Work required: In the listing below, locate the lines that hold "object" and copy them.

(Dataset items)
%%

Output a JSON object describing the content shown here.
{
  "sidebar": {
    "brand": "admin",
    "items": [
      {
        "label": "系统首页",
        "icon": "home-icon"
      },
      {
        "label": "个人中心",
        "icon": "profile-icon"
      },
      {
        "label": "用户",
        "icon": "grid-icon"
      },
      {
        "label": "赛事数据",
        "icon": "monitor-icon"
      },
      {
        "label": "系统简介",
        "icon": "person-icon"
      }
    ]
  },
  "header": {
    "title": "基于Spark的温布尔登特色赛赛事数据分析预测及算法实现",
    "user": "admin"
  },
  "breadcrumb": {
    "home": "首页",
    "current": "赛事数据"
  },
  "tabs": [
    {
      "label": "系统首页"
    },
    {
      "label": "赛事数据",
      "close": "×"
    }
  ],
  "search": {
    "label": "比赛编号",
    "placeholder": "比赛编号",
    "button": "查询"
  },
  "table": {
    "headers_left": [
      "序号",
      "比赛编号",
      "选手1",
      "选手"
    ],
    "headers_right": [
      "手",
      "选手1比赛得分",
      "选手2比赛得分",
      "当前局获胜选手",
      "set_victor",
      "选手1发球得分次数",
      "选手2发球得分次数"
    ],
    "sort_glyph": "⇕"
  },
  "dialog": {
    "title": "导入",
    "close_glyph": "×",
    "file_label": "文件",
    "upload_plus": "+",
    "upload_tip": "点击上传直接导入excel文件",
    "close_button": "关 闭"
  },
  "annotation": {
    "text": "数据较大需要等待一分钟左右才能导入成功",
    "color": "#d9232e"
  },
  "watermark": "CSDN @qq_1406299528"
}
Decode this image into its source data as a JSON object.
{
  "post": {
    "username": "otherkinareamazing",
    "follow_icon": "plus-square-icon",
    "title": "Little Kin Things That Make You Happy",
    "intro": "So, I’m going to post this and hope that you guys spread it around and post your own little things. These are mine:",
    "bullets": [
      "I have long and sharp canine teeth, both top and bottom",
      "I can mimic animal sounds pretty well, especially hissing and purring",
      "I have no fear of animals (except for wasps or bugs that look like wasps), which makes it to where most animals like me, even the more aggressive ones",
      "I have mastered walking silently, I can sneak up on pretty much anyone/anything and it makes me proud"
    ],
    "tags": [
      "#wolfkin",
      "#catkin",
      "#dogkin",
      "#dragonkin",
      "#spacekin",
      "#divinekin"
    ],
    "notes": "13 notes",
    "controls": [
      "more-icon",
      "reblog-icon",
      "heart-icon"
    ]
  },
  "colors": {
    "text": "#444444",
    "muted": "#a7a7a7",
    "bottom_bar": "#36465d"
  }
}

%%

Answer to this task:
Output a JSON object describing the content shown here.
Decode this image into its source data as a JSON object.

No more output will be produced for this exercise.